━━━ Data shown

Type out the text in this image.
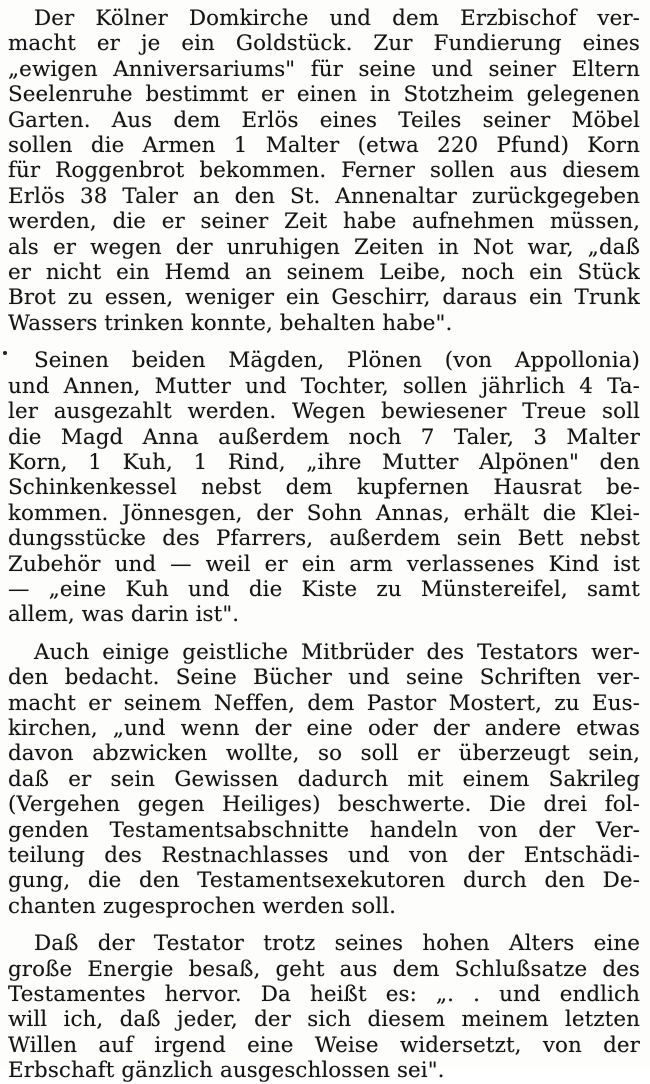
Der Kölner Domkirche und dem Erzbischof ver-
macht er je ein Goldstück. Zur Fundierung eines
„ewigen Anniversariums" für seine und seiner Eltern
Seelenruhe bestimmt er einen in Stotzheim gelegenen
Garten. Aus dem Erlös eines Teiles seiner Möbel
sollen die Armen 1 Malter (etwa 220 Pfund) Korn
für Roggenbrot bekommen. Ferner sollen aus diesem
Erlös 38 Taler an den St. Annenaltar zurückgegeben
werden, die er seiner Zeit habe aufnehmen müssen,
als er wegen der unruhigen Zeiten in Not war, „daß
er nicht ein Hemd an seinem Leibe, noch ein Stück
Brot zu essen, weniger ein Geschirr, daraus ein Trunk
Wassers trinken konnte, behalten habe".
Seinen beiden Mägden, Plönen (von Appollonia)
und Annen, Mutter und Tochter, sollen jährlich 4 Ta-
ler ausgezahlt werden. Wegen bewiesener Treue soll
die Magd Anna außerdem noch 7 Taler, 3 Malter
Korn, 1 Kuh, 1 Rind, „ihre Mutter Alpönen" den
Schinkenkessel nebst dem kupfernen Hausrat be-
kommen. Jönnesgen, der Sohn Annas, erhält die Klei-
dungsstücke des Pfarrers, außerdem sein Bett nebst
Zubehör und — weil er ein arm verlassenes Kind ist
— „eine Kuh und die Kiste zu Münstereifel, samt
allem, was darin ist".
Auch einige geistliche Mitbrüder des Testators wer-
den bedacht. Seine Bücher und seine Schriften ver-
macht er seinem Neffen, dem Pastor Mostert, zu Eus-
kirchen, „und wenn der eine oder der andere etwas
davon abzwicken wollte, so soll er überzeugt sein,
daß er sein Gewissen dadurch mit einem Sakrileg
(Vergehen gegen Heiliges) beschwerte. Die drei fol-
genden Testamentsabschnitte handeln von der Ver-
teilung des Restnachlasses und von der Entschädi-
gung, die den Testamentsexekutoren durch den De-
chanten zugesprochen werden soll.
Daß der Testator trotz seines hohen Alters eine
große Energie besaß, geht aus dem Schlußsatze des
Testamentes hervor. Da heißt es: „. . und endlich
will ich, daß jeder, der sich diesem meinem letzten
Willen auf irgend eine Weise widersetzt, von der
Erbschaft gänzlich ausgeschlossen sei".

━━━━━━

- **Given task**:
List every line in the records above that contains the word "außerdem".

- **The completed task**:
die Magd Anna außerdem noch 7 Taler, 3 Malter
dungsstücke des Pfarrers, außerdem sein Bett nebst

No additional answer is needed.